Source records
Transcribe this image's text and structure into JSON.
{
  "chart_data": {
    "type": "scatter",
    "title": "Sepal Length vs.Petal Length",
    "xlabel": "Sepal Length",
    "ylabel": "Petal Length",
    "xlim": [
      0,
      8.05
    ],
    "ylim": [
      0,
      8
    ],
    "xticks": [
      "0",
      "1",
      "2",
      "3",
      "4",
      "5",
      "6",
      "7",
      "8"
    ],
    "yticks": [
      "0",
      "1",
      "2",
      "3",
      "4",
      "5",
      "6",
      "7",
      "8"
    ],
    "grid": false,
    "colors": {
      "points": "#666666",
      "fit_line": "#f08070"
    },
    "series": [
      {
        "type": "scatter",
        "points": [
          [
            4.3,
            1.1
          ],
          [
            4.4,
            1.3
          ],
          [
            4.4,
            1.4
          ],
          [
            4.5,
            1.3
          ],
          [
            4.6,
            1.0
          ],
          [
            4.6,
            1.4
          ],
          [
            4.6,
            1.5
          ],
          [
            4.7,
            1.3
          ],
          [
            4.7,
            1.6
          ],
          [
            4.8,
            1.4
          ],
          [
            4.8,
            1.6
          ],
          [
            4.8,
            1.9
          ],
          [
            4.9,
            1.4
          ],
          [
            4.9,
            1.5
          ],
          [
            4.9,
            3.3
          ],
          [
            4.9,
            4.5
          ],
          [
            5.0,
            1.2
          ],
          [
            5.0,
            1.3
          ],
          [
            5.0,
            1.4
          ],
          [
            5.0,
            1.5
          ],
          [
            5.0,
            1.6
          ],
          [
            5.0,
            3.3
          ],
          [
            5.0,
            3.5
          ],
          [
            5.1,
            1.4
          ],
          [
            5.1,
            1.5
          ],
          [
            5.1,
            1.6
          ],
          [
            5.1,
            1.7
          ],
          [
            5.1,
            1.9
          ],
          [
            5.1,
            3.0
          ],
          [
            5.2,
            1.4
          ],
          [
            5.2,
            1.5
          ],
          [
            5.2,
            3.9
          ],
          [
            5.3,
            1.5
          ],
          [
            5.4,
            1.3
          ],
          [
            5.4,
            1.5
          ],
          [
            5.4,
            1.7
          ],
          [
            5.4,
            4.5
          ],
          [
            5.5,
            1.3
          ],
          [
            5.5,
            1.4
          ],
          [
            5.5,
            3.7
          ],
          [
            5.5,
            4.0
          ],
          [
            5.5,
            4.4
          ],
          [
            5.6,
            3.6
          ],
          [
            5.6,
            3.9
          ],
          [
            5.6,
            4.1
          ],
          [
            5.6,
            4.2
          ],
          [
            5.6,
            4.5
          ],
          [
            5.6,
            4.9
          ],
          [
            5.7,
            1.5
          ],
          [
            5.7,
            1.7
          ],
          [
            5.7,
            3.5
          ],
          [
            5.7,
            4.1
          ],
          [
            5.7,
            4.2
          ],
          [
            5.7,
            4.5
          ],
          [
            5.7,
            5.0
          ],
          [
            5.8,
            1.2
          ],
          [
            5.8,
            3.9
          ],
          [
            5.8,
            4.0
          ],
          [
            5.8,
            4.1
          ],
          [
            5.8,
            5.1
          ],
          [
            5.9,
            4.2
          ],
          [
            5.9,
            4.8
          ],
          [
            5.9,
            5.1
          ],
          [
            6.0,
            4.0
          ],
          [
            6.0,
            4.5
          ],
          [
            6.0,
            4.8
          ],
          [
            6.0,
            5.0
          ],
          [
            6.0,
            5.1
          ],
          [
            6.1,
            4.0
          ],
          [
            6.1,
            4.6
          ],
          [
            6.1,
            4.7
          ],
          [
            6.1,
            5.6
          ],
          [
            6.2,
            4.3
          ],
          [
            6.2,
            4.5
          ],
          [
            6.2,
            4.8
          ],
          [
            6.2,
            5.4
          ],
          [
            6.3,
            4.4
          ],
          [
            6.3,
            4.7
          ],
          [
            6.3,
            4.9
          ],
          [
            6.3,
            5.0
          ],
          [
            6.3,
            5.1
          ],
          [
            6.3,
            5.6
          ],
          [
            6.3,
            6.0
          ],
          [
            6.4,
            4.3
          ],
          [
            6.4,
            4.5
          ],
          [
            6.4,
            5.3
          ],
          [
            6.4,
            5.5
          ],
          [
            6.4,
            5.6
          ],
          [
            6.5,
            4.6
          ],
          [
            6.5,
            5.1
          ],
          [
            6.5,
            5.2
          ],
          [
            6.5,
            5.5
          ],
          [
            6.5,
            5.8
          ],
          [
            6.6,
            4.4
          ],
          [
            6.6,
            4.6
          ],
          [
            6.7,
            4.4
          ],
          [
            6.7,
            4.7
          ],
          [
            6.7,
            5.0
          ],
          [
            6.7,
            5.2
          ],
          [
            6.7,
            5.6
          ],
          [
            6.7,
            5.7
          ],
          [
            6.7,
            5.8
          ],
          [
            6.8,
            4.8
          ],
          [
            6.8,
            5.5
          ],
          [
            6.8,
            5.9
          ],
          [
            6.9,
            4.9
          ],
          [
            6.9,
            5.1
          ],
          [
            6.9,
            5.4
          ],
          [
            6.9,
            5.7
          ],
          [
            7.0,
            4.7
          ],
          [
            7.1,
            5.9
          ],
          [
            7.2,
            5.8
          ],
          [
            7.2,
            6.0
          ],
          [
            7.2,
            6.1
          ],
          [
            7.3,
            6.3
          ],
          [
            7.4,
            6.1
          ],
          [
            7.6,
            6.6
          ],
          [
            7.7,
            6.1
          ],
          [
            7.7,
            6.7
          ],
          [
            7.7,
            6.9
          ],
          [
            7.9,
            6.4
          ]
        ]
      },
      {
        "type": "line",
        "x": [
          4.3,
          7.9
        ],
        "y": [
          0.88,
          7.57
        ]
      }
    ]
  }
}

* [Set problem] Print every entry exactly as it appears.

* [Written answer]
Transcribe this image's text and structure into JSON.
{
  "chart_data": {
    "type": "scatter",
    "title": "Sepal Length vs.Petal Length",
    "xlabel": "Sepal Length",
    "ylabel": "Petal Length",
    "xlim": [
      0,
      8.05
    ],
    "ylim": [
      0,
      8
    ],
    "xticks": [
      "0",
      "1",
      "2",
      "3",
      "4",
      "5",
      "6",
      "7",
      "8"
    ],
    "yticks": [
      "0",
      "1",
      "2",
      "3",
      "4",
      "5",
      "6",
      "7",
      "8"
    ],
    "grid": false,
    "colors": {
      "points": "#666666",
      "fit_line": "#f08070"
    },
    "series": [
      {
        "type": "scatter",
        "points": [
          [
            4.3,
            1.1
          ],
          [
            4.4,
            1.3
          ],
          [
            4.4,
            1.4
          ],
          [
            4.5,
            1.3
          ],
          [
            4.6,
            1.0
          ],
          [
            4.6,
            1.4
          ],
          [
            4.6,
            1.5
          ],
          [
            4.7,
            1.3
          ],
          [
            4.7,
            1.6
          ],
          [
            4.8,
            1.4
          ],
          [
            4.8,
            1.6
          ],
          [
            4.8,
            1.9
          ],
          [
            4.9,
            1.4
          ],
          [
            4.9,
            1.5
          ],
          [
            4.9,
            3.3
          ],
          [
            4.9,
            4.5
          ],
          [
            5.0,
            1.2
          ],
          [
            5.0,
            1.3
          ],
          [
            5.0,
            1.4
          ],
          [
            5.0,
            1.5
          ],
          [
            5.0,
            1.6
          ],
          [
            5.0,
            3.3
          ],
          [
            5.0,
            3.5
          ],
          [
            5.1,
            1.4
          ],
          [
            5.1,
            1.5
          ],
          [
            5.1,
            1.6
          ],
          [
            5.1,
            1.7
          ],
          [
            5.1,
            1.9
          ],
          [
            5.1,
            3.0
          ],
          [
            5.2,
            1.4
          ],
          [
            5.2,
            1.5
          ],
          [
            5.2,
            3.9
          ],
          [
            5.3,
            1.5
          ],
          [
            5.4,
            1.3
          ],
          [
            5.4,
            1.5
          ],
          [
            5.4,
            1.7
          ],
          [
            5.4,
            4.5
          ],
          [
            5.5,
            1.3
          ],
          [
            5.5,
            1.4
          ],
          [
            5.5,
            3.7
          ],
          [
            5.5,
            4.0
          ],
          [
            5.5,
            4.4
          ],
          [
            5.6,
            3.6
          ],
          [
            5.6,
            3.9
          ],
          [
            5.6,
            4.1
          ],
          [
            5.6,
            4.2
          ],
          [
            5.6,
            4.5
          ],
          [
            5.6,
            4.9
          ],
          [
            5.7,
            1.5
          ],
          [
            5.7,
            1.7
          ],
          [
            5.7,
            3.5
          ],
          [
            5.7,
            4.1
          ],
          [
            5.7,
            4.2
          ],
          [
            5.7,
            4.5
          ],
          [
            5.7,
            5.0
          ],
          [
            5.8,
            1.2
          ],
          [
            5.8,
            3.9
          ],
          [
            5.8,
            4.0
          ],
          [
            5.8,
            4.1
          ],
          [
            5.8,
            5.1
          ],
          [
            5.9,
            4.2
          ],
          [
            5.9,
            4.8
          ],
          [
            5.9,
            5.1
          ],
          [
            6.0,
            4.0
          ],
          [
            6.0,
            4.5
          ],
          [
            6.0,
            4.8
          ],
          [
            6.0,
            5.0
          ],
          [
            6.0,
            5.1
          ],
          [
            6.1,
            4.0
          ],
          [
            6.1,
            4.6
          ],
          [
            6.1,
            4.7
          ],
          [
            6.1,
            5.6
          ],
          [
            6.2,
            4.3
          ],
          [
            6.2,
            4.5
          ],
          [
            6.2,
            4.8
          ],
          [
            6.2,
            5.4
          ],
          [
            6.3,
            4.4
          ],
          [
            6.3,
            4.7
          ],
          [
            6.3,
            4.9
          ],
          [
            6.3,
            5.0
          ],
          [
            6.3,
            5.1
          ],
          [
            6.3,
            5.6
          ],
          [
            6.3,
            6.0
          ],
          [
            6.4,
            4.3
          ],
          [
            6.4,
            4.5
          ],
          [
            6.4,
            5.3
          ],
          [
            6.4,
            5.5
          ],
          [
            6.4,
            5.6
          ],
          [
            6.5,
            4.6
          ],
          [
            6.5,
            5.1
          ],
          [
            6.5,
            5.2
          ],
          [
            6.5,
            5.5
          ],
          [
            6.5,
            5.8
          ],
          [
            6.6,
            4.4
          ],
          [
            6.6,
            4.6
          ],
          [
            6.7,
            4.4
          ],
          [
            6.7,
            4.7
          ],
          [
            6.7,
            5.0
          ],
          [
            6.7,
            5.2
          ],
          [
            6.7,
            5.6
          ],
          [
            6.7,
            5.7
          ],
          [
            6.7,
            5.8
          ],
          [
            6.8,
            4.8
          ],
          [
            6.8,
            5.5
          ],
          [
            6.8,
            5.9
          ],
          [
            6.9,
            4.9
          ],
          [
            6.9,
            5.1
          ],
          [
            6.9,
            5.4
          ],
          [
            6.9,
            5.7
          ],
          [
            7.0,
            4.7
          ],
          [
            7.1,
            5.9
          ],
          [
            7.2,
            5.8
          ],
          [
            7.2,
            6.0
          ],
          [
            7.2,
            6.1
          ],
          [
            7.3,
            6.3
          ],
          [
            7.4,
            6.1
          ],
          [
            7.6,
            6.6
          ],
          [
            7.7,
            6.1
          ],
          [
            7.7,
            6.7
          ],
          [
            7.7,
            6.9
          ],
          [
            7.9,
            6.4
          ]
        ]
      },
      {
        "type": "line",
        "x": [
          4.3,
          7.9
        ],
        "y": [
          0.88,
          7.57
        ]
      }
    ]
  }
}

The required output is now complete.